EXERCISE DESCRIPTION » In the entries below, identify every line with the string "this" and copy it.

ENTRIES PROVIDED »
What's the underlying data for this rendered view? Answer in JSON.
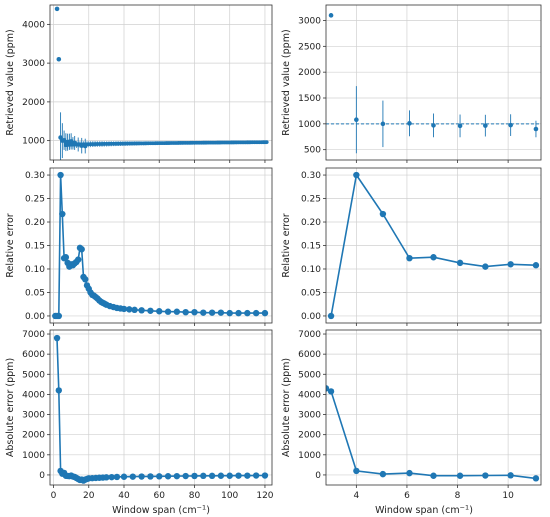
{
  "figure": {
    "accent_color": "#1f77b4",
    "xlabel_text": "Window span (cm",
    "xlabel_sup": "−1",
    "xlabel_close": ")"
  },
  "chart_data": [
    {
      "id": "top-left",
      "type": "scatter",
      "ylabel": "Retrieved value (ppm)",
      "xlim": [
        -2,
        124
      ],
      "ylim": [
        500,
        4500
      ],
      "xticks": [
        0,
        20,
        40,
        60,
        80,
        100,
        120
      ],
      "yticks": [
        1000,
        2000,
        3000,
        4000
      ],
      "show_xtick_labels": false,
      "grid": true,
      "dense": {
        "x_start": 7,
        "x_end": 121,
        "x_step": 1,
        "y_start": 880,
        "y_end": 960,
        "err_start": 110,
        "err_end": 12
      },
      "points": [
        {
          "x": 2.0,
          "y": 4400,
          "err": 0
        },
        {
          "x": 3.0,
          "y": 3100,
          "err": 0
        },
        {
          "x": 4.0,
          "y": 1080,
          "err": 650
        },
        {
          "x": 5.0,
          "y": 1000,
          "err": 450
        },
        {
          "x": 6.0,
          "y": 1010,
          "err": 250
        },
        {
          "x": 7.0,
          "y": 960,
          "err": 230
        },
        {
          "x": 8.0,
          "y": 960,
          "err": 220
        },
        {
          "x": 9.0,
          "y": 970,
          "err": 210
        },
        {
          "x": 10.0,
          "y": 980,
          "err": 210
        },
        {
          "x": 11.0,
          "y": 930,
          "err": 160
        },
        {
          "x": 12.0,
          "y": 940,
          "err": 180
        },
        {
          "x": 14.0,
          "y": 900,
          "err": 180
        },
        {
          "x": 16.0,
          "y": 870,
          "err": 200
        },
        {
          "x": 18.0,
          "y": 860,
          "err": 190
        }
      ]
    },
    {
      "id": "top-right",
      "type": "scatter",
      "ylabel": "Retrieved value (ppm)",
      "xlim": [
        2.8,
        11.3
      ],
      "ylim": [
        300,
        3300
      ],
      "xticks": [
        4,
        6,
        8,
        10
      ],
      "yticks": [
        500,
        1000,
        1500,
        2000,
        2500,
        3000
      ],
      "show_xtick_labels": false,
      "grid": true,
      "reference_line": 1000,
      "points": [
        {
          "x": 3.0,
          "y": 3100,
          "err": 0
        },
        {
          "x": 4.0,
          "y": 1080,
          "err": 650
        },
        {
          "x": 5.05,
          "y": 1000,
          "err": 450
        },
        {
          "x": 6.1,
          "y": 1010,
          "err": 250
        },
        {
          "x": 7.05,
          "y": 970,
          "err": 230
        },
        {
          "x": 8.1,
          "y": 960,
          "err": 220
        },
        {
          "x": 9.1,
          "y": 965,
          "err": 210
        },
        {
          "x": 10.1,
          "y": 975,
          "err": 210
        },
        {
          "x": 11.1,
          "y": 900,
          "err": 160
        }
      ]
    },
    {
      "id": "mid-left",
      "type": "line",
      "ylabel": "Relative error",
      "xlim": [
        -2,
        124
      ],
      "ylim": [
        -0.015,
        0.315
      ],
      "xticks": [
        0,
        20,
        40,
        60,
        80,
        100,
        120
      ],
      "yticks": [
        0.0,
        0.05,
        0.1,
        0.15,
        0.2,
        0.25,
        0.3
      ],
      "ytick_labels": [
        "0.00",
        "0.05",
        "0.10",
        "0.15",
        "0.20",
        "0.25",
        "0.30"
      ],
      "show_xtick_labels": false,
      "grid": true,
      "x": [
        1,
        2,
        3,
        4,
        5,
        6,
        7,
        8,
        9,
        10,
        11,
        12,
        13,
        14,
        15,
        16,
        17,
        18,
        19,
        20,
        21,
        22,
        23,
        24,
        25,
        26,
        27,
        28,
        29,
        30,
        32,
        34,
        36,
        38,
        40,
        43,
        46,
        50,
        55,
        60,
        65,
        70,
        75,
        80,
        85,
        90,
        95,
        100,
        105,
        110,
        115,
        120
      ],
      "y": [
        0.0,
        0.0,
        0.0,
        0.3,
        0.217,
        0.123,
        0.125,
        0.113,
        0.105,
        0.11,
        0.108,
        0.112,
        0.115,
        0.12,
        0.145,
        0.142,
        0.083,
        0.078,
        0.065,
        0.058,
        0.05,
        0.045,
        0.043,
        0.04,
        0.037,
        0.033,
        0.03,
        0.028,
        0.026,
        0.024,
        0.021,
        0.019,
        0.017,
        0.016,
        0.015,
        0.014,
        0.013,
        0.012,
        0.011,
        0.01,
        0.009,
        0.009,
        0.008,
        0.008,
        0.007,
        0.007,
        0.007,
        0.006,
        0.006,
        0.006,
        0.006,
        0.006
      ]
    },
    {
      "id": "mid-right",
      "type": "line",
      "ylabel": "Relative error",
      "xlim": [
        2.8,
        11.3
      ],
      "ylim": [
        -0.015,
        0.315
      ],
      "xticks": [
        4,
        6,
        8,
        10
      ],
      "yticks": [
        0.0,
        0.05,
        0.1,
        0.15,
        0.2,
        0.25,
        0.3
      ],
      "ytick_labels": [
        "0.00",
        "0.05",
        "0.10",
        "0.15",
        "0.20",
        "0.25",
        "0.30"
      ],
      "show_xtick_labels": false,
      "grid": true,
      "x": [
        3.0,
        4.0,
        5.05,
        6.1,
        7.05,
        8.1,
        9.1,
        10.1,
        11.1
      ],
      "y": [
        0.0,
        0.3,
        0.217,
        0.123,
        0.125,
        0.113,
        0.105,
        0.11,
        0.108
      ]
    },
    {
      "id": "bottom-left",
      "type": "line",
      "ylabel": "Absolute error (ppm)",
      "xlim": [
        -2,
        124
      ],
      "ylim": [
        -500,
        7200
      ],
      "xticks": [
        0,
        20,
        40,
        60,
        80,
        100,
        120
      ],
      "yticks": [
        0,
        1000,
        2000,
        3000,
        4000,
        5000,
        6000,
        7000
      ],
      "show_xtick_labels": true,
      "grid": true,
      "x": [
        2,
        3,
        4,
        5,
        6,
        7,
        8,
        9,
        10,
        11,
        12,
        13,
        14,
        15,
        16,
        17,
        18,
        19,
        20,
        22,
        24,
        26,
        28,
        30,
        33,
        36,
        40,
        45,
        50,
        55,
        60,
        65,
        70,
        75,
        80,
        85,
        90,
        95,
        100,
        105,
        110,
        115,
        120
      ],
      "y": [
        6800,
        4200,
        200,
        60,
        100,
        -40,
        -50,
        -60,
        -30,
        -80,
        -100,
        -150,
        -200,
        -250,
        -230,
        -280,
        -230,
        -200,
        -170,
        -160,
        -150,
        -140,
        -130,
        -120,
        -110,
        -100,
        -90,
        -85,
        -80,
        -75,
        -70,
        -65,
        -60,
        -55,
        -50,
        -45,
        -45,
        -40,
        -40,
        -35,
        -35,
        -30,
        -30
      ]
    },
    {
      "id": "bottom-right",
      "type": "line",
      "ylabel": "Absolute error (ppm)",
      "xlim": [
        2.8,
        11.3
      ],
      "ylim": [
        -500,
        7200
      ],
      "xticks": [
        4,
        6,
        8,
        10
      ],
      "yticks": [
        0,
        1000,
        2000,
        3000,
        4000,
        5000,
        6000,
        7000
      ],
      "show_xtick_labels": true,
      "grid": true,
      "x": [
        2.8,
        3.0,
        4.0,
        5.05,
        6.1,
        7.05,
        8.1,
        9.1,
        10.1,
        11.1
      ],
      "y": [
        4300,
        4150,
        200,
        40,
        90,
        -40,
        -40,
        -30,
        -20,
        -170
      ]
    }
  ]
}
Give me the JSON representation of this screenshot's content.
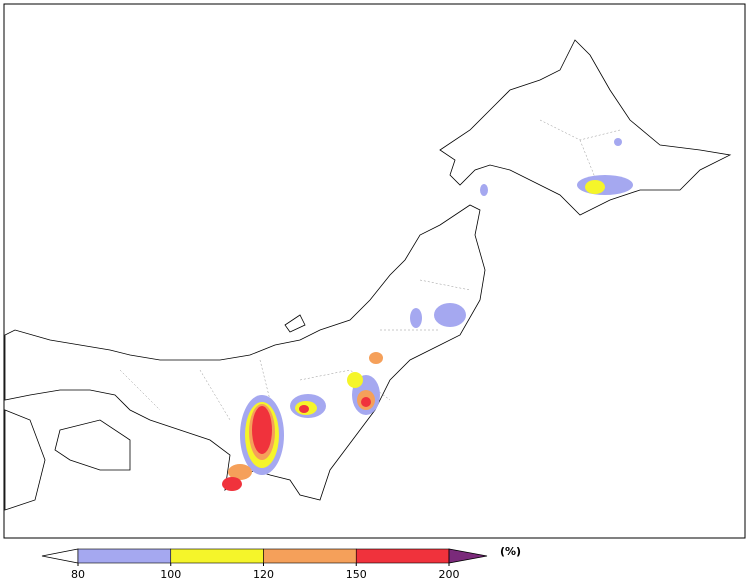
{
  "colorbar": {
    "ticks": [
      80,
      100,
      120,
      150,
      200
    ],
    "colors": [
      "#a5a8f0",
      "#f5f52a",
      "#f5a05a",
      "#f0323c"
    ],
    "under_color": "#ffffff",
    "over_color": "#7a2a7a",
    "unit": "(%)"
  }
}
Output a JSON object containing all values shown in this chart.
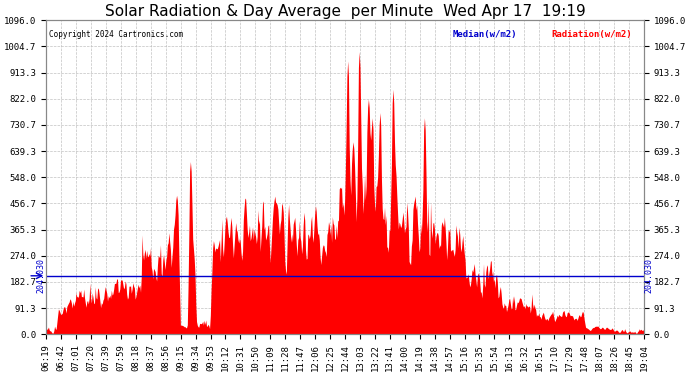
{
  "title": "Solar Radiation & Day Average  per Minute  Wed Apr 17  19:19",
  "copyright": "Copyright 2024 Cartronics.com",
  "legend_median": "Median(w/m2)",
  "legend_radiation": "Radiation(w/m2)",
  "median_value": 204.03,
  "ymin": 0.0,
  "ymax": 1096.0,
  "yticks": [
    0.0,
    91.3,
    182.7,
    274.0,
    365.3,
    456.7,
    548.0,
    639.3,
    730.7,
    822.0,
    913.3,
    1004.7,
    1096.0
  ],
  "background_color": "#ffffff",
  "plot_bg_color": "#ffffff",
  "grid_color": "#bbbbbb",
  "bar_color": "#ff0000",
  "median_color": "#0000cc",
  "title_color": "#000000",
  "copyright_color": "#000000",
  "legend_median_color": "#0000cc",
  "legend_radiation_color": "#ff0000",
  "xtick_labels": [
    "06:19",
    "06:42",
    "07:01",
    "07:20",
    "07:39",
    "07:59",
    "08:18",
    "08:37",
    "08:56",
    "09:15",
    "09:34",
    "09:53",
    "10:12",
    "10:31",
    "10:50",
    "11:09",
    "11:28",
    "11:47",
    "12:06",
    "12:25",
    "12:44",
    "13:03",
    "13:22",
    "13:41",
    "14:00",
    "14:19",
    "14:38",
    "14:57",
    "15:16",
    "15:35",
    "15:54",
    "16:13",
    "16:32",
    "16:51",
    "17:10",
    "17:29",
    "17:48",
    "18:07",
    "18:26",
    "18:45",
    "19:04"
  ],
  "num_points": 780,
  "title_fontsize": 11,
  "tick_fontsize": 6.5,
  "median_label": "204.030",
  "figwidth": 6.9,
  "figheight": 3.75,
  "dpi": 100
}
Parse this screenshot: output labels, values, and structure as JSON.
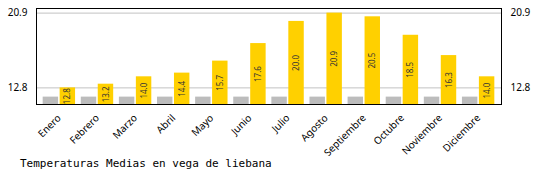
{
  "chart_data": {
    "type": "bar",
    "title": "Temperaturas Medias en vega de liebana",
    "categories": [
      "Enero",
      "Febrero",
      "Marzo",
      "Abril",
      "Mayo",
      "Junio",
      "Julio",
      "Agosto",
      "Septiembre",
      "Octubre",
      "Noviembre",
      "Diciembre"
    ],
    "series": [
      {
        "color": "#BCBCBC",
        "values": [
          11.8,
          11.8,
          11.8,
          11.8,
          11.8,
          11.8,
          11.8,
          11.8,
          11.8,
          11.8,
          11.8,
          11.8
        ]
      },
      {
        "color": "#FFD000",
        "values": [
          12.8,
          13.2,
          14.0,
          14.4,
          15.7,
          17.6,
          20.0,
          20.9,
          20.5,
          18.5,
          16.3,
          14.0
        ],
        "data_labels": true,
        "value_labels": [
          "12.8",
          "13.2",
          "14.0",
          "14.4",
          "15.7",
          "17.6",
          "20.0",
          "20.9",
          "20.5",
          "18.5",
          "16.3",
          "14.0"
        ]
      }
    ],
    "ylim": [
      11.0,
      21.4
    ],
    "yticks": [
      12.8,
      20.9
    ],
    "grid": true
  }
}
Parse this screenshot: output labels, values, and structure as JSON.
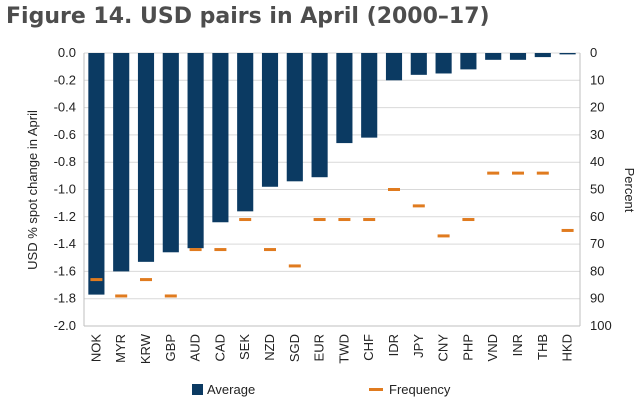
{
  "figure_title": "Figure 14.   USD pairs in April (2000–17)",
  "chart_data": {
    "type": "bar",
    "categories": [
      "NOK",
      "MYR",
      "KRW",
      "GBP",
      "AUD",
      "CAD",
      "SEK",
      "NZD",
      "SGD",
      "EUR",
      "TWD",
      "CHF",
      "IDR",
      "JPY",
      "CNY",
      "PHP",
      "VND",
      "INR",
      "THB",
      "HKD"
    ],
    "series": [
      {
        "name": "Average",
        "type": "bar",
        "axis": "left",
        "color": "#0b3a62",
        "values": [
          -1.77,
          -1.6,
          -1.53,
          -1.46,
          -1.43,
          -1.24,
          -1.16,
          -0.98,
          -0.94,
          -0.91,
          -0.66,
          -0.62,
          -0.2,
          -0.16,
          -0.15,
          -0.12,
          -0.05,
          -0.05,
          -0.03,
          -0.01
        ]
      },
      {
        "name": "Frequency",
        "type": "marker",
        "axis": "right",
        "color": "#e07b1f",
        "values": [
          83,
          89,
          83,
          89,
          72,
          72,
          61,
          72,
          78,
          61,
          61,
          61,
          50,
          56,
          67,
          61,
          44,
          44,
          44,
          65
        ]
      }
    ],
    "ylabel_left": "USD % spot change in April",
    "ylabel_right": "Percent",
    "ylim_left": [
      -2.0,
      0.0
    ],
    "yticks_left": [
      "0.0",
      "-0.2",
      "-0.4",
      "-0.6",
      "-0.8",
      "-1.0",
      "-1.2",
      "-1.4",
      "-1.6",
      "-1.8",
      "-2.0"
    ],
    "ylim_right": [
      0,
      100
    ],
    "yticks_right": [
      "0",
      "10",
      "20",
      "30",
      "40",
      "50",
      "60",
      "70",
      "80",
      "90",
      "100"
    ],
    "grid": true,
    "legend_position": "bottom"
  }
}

TASK OUTPUT »
What's the underlying data for this rendered view? Answer in JSON.
Give me the JSON representation of this screenshot's content.
Output a JSON object containing all values shown in this chart.
Parse this screenshot: output labels, values, and structure as JSON.
Parse this screenshot: output labels, values, and structure as JSON.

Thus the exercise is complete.